* Instruction
Go through the data below. Pull out every line that has the word "subtitle".

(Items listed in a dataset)
»»
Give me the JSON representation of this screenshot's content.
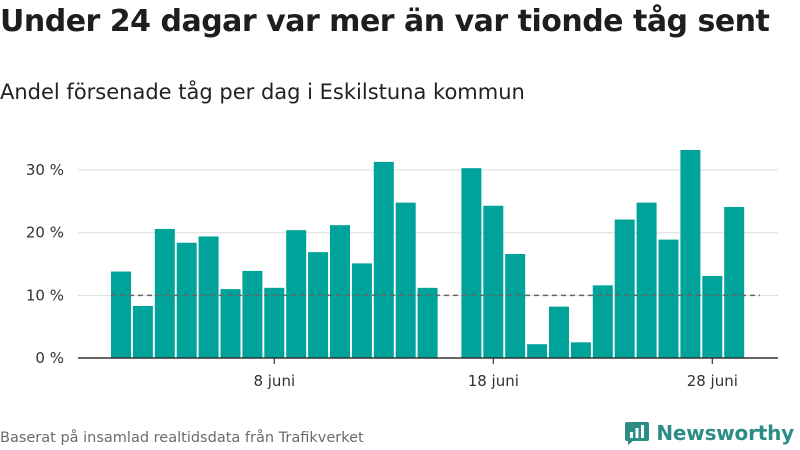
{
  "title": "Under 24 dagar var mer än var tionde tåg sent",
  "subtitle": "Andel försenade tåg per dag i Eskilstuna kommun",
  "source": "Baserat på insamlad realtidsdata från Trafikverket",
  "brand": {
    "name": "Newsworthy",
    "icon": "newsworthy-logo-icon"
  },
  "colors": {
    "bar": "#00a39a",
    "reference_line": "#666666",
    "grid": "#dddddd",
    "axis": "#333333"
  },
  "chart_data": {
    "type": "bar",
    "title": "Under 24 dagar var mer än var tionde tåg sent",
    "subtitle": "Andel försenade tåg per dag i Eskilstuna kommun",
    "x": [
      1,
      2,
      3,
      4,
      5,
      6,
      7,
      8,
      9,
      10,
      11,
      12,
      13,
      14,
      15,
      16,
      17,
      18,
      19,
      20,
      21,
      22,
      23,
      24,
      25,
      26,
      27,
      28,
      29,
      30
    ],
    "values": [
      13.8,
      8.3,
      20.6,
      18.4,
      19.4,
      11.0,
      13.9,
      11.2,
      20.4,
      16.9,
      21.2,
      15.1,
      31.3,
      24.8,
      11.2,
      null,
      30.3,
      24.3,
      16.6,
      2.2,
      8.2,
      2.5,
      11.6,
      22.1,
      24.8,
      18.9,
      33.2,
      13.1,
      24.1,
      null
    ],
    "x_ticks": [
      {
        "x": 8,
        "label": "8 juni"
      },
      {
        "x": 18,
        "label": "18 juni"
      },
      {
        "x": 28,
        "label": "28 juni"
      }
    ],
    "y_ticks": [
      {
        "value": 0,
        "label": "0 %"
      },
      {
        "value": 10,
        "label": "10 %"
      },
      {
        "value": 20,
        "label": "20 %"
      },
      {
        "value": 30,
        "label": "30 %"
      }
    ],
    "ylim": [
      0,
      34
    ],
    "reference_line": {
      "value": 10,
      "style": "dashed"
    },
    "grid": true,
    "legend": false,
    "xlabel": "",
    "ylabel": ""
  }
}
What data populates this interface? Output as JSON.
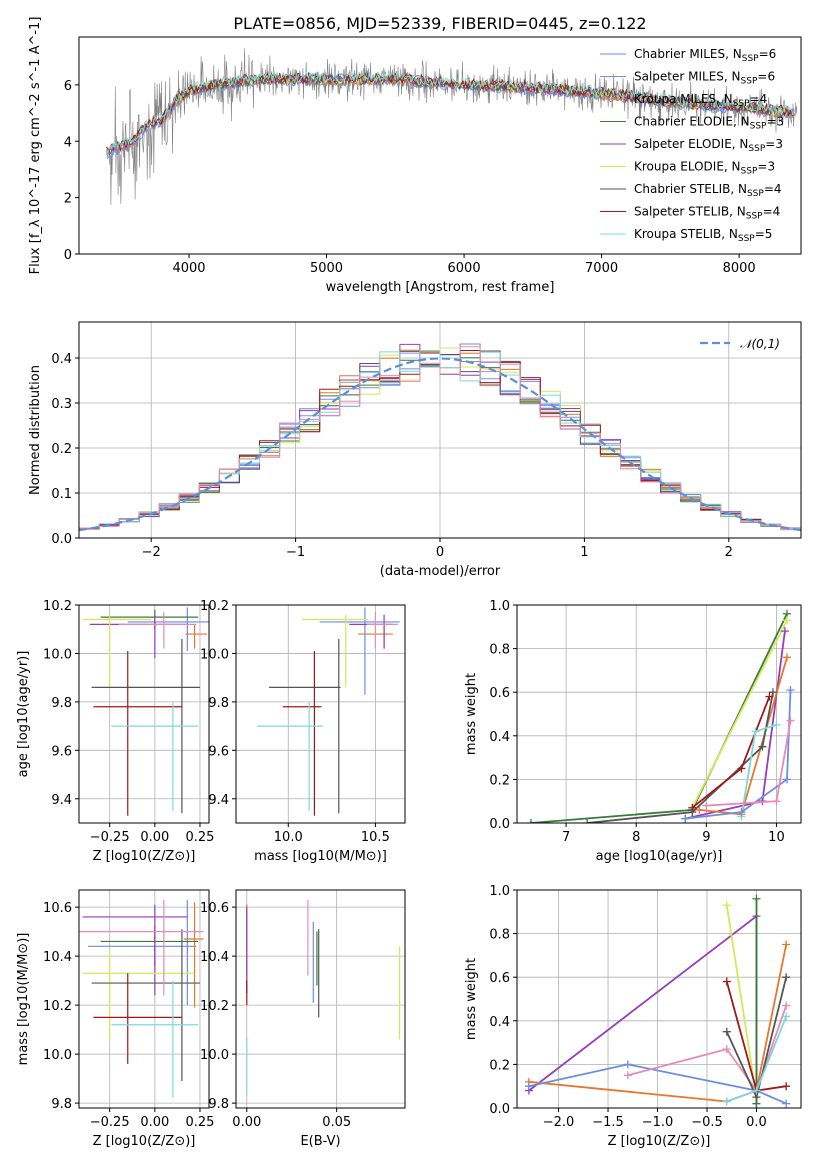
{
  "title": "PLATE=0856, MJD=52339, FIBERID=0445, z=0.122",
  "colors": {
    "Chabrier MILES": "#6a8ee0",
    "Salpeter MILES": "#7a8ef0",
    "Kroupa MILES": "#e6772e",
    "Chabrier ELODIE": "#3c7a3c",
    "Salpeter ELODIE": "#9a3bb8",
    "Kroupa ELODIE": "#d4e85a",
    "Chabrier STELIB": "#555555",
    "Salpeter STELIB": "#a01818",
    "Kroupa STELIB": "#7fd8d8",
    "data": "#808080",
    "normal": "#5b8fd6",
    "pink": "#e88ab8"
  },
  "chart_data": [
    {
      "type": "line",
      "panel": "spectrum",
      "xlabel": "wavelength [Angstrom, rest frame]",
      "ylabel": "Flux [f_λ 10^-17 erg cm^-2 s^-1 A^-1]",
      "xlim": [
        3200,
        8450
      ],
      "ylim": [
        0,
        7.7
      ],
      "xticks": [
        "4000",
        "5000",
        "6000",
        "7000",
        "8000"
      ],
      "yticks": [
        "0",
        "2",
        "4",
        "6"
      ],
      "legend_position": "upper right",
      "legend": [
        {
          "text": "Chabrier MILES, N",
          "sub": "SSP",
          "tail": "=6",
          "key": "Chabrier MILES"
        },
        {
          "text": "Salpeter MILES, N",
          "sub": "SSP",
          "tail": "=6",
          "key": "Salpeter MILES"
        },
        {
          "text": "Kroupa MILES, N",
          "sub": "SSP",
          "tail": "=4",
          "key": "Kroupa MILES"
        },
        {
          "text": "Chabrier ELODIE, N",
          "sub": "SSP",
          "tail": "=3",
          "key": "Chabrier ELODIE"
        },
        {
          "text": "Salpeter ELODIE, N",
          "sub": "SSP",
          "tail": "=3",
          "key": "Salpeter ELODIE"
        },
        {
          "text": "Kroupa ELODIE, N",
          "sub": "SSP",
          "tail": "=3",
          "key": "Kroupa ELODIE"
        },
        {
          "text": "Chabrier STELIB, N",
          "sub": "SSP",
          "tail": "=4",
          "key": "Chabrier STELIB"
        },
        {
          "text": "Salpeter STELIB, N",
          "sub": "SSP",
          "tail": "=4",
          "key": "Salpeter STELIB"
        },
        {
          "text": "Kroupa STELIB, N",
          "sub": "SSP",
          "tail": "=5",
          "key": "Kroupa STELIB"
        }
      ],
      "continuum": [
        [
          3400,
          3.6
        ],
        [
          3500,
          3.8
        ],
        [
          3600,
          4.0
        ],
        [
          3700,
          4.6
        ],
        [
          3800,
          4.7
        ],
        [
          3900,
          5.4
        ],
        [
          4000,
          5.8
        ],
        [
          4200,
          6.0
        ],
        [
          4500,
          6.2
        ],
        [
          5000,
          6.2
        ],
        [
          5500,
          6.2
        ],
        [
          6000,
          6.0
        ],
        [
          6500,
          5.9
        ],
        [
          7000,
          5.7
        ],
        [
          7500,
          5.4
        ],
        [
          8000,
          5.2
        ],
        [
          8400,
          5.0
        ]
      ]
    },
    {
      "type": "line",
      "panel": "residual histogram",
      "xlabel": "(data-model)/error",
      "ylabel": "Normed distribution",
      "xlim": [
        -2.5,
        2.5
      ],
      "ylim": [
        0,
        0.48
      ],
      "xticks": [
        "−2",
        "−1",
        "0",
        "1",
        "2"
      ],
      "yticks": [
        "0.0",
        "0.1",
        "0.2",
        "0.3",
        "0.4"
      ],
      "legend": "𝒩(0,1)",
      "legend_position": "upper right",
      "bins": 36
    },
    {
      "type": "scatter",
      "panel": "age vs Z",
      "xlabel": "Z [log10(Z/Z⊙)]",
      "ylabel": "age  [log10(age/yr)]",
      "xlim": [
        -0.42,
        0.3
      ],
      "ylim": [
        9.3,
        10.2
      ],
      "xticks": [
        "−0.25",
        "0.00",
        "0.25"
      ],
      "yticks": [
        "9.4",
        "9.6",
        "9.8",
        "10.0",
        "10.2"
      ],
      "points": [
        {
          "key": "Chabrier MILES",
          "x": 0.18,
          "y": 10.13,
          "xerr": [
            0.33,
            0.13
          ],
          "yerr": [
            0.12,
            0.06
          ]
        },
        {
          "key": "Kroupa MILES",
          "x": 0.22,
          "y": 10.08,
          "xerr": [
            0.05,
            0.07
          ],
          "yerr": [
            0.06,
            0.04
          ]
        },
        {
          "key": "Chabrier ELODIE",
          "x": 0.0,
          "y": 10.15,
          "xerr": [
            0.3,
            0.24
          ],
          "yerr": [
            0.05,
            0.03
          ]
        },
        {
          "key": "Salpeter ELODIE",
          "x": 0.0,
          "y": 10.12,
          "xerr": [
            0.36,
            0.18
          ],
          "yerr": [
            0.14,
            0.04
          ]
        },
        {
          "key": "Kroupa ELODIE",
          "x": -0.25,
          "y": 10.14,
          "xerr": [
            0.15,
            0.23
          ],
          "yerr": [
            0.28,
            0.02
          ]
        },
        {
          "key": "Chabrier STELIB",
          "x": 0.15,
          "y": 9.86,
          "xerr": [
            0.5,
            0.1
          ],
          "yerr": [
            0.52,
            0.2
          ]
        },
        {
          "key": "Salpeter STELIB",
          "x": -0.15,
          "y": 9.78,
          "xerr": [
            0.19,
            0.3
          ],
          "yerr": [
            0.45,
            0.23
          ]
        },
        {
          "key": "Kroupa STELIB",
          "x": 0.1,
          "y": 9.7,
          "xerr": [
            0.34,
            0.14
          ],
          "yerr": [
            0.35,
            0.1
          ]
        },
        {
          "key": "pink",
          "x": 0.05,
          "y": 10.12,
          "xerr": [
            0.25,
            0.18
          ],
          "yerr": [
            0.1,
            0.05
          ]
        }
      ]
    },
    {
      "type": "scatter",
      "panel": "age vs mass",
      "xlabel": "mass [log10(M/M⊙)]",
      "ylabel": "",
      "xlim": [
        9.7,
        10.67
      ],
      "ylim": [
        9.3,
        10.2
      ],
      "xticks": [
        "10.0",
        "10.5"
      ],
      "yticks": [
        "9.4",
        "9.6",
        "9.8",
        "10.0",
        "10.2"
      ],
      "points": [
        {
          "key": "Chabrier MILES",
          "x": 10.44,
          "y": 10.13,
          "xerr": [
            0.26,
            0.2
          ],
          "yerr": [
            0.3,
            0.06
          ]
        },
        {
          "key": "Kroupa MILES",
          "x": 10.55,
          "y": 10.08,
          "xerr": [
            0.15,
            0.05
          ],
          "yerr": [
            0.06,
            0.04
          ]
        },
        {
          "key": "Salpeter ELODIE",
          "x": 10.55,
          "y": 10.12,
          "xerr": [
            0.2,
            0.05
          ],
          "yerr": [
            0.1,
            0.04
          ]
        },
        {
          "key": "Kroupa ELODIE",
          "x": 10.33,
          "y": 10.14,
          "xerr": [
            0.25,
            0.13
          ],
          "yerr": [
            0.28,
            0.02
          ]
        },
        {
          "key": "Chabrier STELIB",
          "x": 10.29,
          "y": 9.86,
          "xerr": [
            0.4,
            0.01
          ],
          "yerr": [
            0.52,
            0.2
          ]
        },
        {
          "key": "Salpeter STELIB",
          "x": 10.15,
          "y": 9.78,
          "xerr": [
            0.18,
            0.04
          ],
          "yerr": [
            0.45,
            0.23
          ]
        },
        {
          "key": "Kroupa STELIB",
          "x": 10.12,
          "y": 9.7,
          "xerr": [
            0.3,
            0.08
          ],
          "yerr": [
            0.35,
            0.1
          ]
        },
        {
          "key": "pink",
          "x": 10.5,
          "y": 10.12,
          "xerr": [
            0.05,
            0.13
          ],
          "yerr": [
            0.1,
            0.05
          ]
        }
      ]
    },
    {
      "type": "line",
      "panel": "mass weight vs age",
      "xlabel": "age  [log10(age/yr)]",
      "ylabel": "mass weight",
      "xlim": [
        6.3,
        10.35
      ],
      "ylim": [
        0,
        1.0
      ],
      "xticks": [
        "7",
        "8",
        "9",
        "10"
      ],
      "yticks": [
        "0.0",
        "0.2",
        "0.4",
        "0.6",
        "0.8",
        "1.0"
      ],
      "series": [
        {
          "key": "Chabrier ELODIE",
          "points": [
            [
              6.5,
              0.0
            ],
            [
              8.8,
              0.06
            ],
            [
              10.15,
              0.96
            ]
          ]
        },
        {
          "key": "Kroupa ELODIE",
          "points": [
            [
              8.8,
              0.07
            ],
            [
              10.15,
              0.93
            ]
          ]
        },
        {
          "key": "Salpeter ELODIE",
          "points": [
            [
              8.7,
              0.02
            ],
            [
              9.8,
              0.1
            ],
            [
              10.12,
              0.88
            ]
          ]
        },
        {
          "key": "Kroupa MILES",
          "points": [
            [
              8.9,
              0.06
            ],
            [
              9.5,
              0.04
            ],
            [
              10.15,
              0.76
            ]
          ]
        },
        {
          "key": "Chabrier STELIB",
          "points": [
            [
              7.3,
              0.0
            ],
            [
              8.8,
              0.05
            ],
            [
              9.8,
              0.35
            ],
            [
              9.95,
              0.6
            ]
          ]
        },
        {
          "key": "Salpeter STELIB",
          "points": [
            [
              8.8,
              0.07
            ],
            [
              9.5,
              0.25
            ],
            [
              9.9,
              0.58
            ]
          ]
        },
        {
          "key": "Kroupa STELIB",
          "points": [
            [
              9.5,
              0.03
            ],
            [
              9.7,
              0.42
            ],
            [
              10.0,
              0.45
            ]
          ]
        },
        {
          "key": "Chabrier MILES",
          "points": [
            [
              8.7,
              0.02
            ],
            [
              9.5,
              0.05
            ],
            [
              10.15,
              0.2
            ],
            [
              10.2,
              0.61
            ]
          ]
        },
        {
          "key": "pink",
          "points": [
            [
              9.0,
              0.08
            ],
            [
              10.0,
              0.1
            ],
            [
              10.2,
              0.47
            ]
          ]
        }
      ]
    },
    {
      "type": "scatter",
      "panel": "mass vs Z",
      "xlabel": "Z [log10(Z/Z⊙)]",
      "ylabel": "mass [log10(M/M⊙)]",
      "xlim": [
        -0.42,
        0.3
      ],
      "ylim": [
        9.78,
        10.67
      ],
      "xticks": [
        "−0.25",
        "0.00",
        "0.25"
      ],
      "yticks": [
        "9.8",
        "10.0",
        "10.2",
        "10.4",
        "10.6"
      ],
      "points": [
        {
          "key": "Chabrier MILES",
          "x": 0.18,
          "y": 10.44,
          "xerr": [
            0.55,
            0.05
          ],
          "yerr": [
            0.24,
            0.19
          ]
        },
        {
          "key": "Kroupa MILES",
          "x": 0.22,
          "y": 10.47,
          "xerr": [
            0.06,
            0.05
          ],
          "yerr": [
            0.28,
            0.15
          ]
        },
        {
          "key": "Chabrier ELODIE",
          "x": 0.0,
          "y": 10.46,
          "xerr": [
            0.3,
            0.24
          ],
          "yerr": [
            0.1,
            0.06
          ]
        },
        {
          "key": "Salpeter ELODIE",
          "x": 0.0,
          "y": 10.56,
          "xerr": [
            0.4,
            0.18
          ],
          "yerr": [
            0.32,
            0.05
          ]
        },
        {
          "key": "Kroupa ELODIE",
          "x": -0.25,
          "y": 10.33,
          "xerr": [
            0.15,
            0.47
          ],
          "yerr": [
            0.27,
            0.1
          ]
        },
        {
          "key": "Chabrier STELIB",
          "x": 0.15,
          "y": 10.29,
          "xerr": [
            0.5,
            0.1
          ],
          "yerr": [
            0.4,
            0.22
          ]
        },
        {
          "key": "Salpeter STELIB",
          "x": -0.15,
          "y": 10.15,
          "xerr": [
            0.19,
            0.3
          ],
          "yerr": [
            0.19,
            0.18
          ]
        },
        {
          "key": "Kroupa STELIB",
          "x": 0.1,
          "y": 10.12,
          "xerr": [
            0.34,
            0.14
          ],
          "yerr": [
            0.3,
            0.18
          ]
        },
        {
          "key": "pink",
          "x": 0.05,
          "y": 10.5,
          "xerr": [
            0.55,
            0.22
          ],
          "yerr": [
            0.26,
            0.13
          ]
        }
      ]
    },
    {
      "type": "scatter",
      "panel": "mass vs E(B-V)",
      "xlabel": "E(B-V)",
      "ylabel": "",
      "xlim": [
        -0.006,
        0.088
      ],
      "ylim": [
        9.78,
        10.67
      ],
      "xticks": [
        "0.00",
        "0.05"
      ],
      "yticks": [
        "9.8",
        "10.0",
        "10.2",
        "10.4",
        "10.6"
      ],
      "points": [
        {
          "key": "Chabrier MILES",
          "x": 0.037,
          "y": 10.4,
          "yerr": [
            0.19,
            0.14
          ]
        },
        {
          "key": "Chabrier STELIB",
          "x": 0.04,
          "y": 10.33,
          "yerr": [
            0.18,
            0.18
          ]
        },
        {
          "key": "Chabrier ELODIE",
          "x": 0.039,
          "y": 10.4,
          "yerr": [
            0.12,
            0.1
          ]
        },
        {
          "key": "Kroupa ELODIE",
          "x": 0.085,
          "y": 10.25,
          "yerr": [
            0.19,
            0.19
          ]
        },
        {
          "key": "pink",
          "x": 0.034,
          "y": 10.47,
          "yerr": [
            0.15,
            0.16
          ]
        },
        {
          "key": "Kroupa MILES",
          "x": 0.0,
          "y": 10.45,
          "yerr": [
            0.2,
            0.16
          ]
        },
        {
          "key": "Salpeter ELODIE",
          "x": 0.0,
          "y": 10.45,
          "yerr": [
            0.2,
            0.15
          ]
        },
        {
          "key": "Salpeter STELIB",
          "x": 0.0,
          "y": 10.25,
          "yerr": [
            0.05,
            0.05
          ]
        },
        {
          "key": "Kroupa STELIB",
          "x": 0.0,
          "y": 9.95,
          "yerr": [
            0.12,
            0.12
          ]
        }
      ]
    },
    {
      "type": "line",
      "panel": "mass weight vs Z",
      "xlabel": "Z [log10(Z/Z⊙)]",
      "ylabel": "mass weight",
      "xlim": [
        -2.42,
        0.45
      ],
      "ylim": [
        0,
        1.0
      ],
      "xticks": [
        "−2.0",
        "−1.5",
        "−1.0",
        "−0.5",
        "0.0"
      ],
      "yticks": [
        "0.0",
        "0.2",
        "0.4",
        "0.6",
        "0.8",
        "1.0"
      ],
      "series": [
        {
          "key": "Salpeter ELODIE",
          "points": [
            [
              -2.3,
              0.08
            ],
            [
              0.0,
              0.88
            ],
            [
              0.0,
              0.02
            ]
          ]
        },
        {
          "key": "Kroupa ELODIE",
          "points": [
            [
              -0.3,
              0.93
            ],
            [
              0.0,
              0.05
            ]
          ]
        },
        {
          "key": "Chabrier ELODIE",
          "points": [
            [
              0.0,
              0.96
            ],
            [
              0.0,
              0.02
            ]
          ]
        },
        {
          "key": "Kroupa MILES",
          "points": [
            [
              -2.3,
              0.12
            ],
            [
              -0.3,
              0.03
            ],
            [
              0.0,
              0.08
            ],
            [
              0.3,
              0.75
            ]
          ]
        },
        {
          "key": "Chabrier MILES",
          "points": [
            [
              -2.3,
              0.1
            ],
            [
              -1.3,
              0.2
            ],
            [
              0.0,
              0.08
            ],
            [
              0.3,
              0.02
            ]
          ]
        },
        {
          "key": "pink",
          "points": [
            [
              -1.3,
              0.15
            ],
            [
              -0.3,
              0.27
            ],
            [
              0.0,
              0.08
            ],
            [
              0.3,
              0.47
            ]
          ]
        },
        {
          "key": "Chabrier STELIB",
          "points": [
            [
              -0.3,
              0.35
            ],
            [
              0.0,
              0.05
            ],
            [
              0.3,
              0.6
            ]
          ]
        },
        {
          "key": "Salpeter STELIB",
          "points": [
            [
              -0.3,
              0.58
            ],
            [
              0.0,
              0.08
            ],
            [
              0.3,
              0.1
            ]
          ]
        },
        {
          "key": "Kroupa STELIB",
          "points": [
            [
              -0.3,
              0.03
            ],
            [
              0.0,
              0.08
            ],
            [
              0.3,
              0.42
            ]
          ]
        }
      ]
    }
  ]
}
««
* Task response
  "subtitle": "Andel försenade tåg per dag i Eskilstuna kommun",
    "subtitle": "Andel försenade tåg per dag i Eskilstuna kommun",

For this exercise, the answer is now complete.